» Problem details:
Every line below that contains "долл" is to be copied.

» A block of data:
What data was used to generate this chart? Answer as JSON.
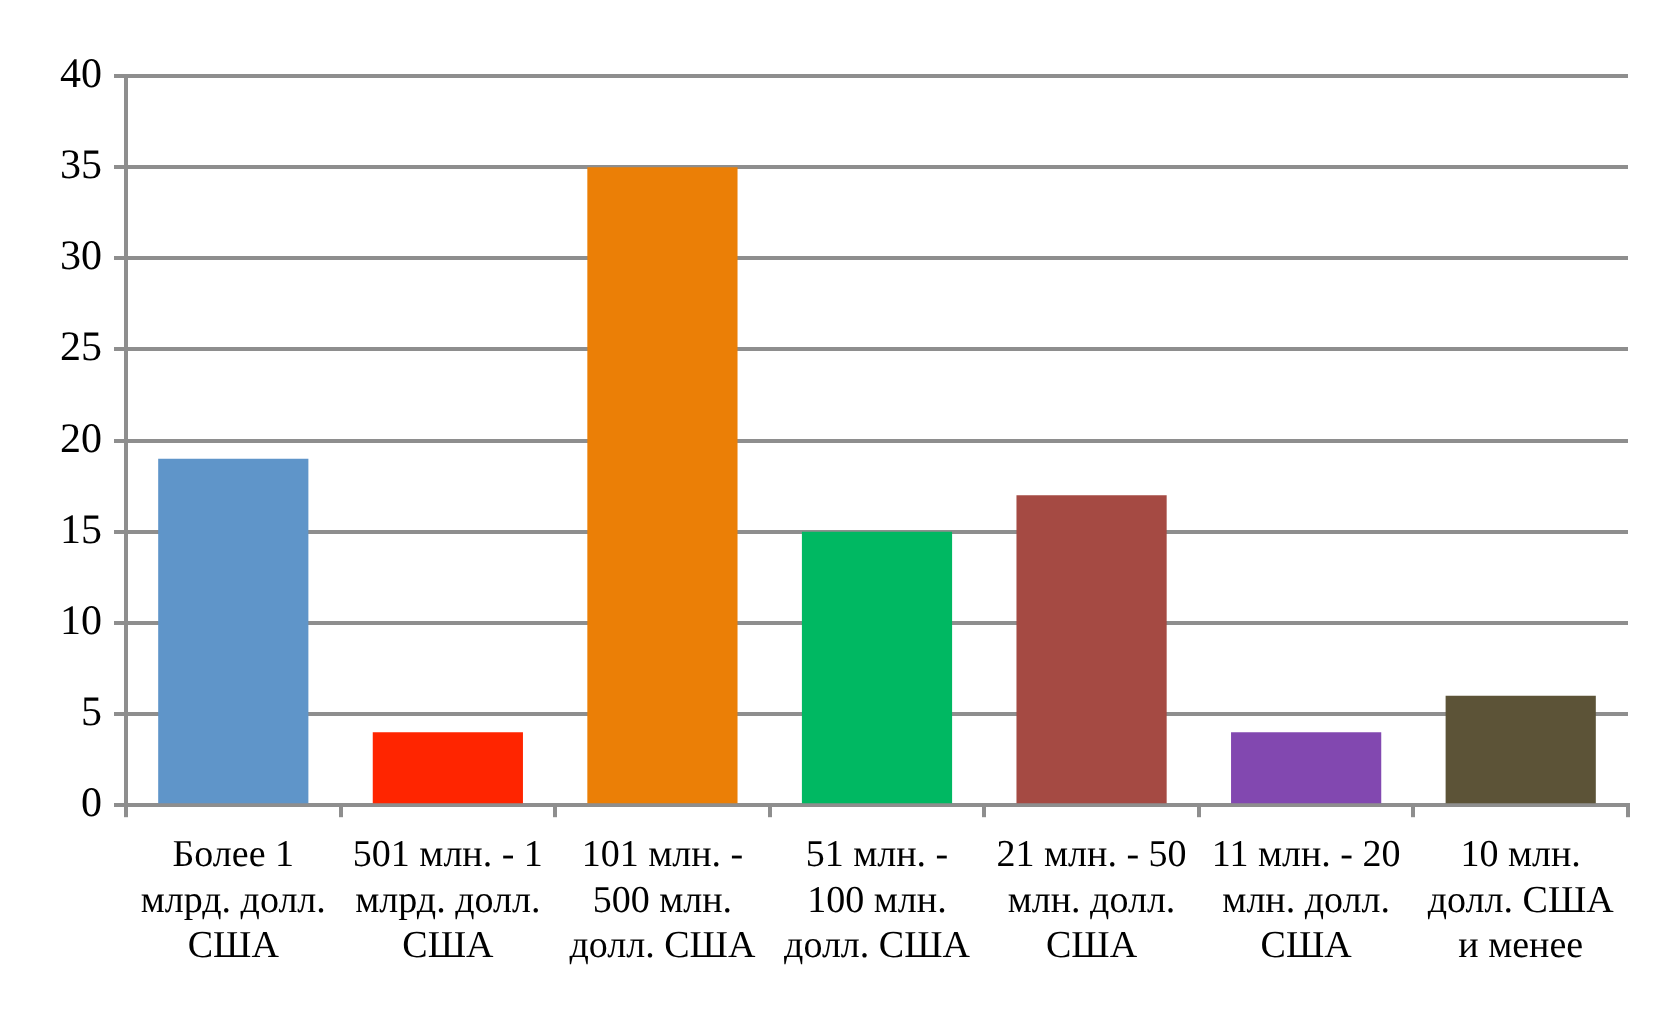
{
  "chart_data": {
    "type": "bar",
    "categories": [
      "Более 1 млрд. долл. США",
      "501 млн. - 1 млрд. долл. США",
      "101 млн. - 500 млн. долл. США",
      "51 млн. - 100 млн. долл. США",
      "21 млн. - 50 млн. долл. США",
      "11 млн. - 20 млн. долл. США",
      "10 млн. долл. США и менее"
    ],
    "values": [
      19,
      4,
      35,
      15,
      17,
      4,
      6
    ],
    "colors": [
      "#5f95c9",
      "#ff2500",
      "#eb7f06",
      "#00b862",
      "#a54a43",
      "#8248b0",
      "#5c5337"
    ],
    "ylim": [
      0,
      40
    ],
    "yticks": [
      0,
      5,
      10,
      15,
      20,
      25,
      30,
      35,
      40
    ],
    "grid": "y",
    "legend": false
  }
}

» Result of this exercise:
      "Более 1 млрд. долл. США",
      "501 млн. - 1 млрд. долл. США",
      "101 млн. - 500 млн. долл. США",
      "51 млн. - 100 млн. долл. США",
      "21 млн. - 50 млн. долл. США",
      "11 млн. - 20 млн. долл. США",
      "10 млн. долл. США и менее"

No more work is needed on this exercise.